§ Exercise instructions
Look through the material below, count the lines containing the word "유네스코", and state only the count.

§ Data lines
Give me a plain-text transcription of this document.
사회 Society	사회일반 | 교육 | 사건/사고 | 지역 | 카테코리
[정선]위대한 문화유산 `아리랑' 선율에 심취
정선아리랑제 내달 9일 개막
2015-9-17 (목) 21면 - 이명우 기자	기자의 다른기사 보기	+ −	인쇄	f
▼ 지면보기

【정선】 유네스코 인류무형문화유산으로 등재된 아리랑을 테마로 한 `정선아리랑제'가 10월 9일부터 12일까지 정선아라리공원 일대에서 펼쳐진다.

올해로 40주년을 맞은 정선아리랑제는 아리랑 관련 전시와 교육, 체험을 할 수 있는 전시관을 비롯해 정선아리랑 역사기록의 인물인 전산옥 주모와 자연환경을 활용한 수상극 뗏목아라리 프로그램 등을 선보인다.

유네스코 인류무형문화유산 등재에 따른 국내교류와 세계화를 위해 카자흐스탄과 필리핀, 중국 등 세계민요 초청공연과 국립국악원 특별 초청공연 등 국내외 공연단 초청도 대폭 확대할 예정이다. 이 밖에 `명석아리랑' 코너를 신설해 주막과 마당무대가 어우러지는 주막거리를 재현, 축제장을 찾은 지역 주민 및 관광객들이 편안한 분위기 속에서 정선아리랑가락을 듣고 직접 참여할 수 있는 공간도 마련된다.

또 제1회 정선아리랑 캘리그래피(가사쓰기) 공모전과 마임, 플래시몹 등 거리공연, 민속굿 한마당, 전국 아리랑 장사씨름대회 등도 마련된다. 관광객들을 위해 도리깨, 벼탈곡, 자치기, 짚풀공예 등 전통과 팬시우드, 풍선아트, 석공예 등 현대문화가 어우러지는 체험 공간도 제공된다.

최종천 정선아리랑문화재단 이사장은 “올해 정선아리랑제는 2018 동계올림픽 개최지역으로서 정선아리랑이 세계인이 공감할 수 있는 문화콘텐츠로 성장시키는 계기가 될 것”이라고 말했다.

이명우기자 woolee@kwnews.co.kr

§ Solution
2